#### [What the exercise asks]
Write out the material again word for word, dropping any images it holds.

#### [Information provided]
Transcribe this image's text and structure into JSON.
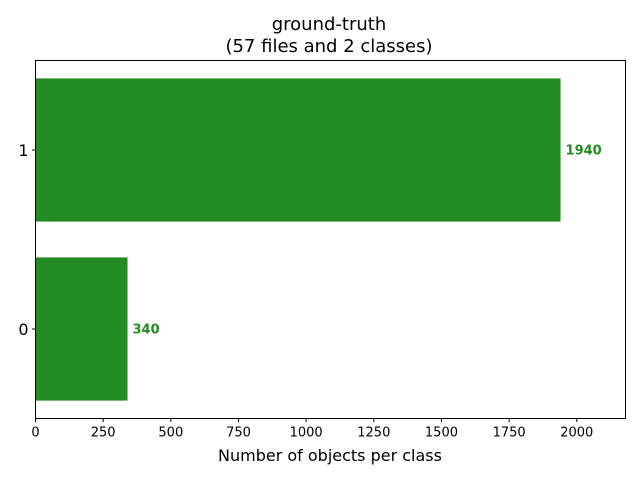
{
  "chart_data": {
    "type": "bar",
    "orientation": "horizontal",
    "title": "ground-truth",
    "subtitle": "(57 files and 2 classes)",
    "xlabel": "Number of objects per class",
    "ylabel": "",
    "categories": [
      "0",
      "1"
    ],
    "values": [
      340,
      1940
    ],
    "data_labels": [
      "340",
      "1940"
    ],
    "xlim": [
      0,
      2180
    ],
    "xticks": [
      0,
      250,
      500,
      750,
      1000,
      1250,
      1500,
      1750,
      2000
    ],
    "xtick_labels": [
      "0",
      "250",
      "500",
      "750",
      "1000",
      "1250",
      "1500",
      "1750",
      "2000"
    ],
    "grid": false,
    "legend": "none",
    "bar_color": "#228B22",
    "label_color": "#228B22"
  }
}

#### [Worked answer]
Transcribe this image's text and structure into JSON.
{
  "chart_data": {
    "type": "bar",
    "orientation": "horizontal",
    "title": "ground-truth",
    "subtitle": "(57 files and 2 classes)",
    "xlabel": "Number of objects per class",
    "ylabel": "",
    "categories": [
      "0",
      "1"
    ],
    "values": [
      340,
      1940
    ],
    "data_labels": [
      "340",
      "1940"
    ],
    "xlim": [
      0,
      2180
    ],
    "xticks": [
      0,
      250,
      500,
      750,
      1000,
      1250,
      1500,
      1750,
      2000
    ],
    "xtick_labels": [
      "0",
      "250",
      "500",
      "750",
      "1000",
      "1250",
      "1500",
      "1750",
      "2000"
    ],
    "grid": false,
    "legend": "none",
    "bar_color": "#228B22",
    "label_color": "#228B22"
  }
}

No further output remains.